(Collected data entries)
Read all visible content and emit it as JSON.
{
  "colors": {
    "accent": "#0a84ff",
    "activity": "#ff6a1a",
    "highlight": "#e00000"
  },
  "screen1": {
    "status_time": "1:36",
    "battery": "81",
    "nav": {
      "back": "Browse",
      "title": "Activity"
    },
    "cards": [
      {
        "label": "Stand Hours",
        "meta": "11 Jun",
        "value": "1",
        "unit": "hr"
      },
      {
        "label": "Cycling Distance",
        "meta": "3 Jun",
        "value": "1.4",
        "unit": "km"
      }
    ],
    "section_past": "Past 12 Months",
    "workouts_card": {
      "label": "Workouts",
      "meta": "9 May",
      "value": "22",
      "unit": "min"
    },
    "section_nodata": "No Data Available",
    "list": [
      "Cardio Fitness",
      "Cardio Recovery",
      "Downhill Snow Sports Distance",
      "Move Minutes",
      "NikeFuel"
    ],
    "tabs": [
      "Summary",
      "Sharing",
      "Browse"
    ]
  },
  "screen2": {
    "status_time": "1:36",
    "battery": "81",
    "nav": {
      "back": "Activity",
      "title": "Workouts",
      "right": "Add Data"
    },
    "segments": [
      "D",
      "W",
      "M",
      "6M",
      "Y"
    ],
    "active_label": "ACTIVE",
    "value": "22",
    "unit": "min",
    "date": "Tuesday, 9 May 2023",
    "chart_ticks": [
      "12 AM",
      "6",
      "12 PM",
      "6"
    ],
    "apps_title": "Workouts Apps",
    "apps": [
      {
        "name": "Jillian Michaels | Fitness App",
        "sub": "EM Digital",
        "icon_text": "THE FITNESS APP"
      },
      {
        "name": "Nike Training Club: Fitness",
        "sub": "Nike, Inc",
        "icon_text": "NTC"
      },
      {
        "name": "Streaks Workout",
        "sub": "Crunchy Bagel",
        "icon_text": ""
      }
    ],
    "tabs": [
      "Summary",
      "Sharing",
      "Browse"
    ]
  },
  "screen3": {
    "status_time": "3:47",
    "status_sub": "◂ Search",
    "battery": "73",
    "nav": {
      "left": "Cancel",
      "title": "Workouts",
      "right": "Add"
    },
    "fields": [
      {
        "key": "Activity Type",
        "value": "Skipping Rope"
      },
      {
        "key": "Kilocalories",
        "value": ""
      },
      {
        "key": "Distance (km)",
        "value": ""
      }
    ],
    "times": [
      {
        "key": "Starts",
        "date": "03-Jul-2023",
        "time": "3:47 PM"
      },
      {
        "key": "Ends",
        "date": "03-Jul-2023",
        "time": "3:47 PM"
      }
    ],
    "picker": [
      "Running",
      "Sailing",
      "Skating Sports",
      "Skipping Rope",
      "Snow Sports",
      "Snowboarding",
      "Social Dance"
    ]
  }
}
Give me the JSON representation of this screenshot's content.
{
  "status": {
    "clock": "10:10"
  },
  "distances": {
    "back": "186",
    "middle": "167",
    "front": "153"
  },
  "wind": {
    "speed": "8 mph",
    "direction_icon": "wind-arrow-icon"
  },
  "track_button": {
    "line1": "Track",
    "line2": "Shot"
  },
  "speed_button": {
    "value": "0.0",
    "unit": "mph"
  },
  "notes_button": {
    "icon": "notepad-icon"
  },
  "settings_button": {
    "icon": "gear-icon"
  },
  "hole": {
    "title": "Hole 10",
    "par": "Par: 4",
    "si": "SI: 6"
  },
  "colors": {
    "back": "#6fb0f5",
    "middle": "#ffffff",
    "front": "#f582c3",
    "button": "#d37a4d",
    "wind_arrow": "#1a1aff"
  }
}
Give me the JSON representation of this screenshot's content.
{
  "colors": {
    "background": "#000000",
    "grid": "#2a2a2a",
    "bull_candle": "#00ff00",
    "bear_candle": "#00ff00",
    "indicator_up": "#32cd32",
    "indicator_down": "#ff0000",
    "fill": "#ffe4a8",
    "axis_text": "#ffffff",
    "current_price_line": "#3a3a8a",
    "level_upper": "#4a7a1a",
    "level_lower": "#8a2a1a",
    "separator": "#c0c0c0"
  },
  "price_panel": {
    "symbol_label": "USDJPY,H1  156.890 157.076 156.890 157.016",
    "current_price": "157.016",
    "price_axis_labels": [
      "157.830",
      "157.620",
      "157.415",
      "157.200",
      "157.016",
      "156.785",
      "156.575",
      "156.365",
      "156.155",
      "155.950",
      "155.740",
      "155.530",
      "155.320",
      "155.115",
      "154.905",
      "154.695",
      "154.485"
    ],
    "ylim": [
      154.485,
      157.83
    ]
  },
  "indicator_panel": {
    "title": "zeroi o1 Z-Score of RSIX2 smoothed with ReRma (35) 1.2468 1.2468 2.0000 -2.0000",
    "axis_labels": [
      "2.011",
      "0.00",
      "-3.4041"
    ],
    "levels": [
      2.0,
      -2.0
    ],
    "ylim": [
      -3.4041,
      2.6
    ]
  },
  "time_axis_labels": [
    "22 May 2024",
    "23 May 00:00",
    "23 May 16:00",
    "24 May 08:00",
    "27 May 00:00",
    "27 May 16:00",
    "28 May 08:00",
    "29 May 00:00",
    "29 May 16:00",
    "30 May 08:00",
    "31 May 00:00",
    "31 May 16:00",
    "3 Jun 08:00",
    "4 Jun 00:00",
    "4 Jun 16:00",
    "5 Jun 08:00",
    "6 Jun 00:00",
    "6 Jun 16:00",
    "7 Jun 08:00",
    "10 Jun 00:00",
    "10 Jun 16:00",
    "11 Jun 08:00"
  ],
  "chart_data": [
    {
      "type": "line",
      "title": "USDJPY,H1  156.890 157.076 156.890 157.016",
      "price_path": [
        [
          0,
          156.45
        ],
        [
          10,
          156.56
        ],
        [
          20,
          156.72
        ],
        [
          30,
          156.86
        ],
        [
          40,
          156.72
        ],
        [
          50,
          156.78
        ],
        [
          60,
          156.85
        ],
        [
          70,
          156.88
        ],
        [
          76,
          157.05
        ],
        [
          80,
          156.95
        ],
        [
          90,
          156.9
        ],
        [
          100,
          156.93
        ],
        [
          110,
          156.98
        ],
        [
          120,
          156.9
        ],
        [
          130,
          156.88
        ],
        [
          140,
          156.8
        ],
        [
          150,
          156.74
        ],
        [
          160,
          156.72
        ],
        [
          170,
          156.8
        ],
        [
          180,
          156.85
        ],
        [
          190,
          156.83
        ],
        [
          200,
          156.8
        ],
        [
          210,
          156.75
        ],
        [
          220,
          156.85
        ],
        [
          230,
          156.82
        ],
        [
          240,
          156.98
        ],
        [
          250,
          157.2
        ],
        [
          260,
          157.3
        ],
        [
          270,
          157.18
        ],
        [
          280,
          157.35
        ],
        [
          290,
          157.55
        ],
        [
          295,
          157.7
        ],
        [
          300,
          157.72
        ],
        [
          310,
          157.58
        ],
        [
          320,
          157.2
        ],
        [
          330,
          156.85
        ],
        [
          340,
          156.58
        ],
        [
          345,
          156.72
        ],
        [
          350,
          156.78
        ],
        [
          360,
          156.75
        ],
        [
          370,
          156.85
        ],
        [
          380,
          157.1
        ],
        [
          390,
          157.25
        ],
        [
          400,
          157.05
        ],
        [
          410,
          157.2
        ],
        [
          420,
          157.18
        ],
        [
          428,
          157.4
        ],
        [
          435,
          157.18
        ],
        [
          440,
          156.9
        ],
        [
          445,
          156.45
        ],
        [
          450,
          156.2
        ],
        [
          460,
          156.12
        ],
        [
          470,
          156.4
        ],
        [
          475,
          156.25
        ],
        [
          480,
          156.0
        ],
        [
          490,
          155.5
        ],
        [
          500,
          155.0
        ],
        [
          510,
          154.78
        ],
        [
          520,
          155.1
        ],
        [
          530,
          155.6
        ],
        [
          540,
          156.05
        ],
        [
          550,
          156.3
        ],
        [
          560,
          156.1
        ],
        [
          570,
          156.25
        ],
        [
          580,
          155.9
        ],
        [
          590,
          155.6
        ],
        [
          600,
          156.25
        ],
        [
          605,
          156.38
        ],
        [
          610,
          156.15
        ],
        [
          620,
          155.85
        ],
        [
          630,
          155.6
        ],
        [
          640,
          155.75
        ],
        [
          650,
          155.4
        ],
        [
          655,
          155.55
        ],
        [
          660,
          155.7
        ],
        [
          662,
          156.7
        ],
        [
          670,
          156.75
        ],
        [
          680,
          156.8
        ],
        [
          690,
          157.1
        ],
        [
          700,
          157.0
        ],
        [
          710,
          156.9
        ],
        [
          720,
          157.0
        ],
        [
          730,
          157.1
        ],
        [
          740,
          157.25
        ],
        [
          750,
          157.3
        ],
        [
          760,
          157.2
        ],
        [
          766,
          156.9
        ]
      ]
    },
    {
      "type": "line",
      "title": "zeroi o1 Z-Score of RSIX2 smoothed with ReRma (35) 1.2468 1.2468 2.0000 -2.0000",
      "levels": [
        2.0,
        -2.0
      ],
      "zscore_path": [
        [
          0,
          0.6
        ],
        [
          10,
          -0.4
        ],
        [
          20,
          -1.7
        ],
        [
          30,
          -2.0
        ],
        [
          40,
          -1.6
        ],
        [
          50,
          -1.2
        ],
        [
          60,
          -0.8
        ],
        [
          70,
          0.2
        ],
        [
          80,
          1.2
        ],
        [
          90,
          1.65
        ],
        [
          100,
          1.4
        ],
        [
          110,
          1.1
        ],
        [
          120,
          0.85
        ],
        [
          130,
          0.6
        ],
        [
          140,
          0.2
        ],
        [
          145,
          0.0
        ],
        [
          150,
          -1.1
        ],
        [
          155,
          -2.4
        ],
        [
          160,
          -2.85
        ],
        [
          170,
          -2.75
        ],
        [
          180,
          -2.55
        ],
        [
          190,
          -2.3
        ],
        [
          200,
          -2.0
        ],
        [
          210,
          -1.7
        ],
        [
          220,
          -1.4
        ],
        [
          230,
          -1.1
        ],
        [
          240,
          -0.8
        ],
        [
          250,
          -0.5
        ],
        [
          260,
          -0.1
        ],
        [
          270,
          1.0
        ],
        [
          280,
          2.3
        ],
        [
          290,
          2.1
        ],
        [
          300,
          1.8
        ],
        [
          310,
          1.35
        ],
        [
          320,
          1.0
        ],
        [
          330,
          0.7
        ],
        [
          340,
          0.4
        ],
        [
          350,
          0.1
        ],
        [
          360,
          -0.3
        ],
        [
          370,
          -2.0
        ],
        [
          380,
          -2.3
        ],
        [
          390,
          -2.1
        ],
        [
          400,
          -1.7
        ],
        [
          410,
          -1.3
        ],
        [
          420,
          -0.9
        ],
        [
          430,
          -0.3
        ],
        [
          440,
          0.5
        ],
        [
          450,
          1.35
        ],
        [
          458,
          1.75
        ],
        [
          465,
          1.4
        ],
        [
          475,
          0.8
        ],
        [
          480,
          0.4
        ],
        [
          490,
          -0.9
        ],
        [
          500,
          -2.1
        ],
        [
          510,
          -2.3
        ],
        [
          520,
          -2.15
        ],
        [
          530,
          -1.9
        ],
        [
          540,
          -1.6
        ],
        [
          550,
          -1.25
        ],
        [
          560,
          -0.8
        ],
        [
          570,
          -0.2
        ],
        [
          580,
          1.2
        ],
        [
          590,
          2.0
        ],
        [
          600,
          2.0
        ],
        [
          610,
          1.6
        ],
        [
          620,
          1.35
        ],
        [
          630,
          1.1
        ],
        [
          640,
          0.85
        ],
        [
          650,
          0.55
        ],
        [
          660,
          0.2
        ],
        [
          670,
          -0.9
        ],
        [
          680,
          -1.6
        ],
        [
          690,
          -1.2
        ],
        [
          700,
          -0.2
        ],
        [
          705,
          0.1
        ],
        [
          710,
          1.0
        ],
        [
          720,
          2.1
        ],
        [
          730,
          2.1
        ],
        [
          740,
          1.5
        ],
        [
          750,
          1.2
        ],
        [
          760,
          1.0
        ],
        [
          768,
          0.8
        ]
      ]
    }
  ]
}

# Task goal
Using the listing above, work out how many of its lines include "USDJPY", and give only the result.

# Complete output
2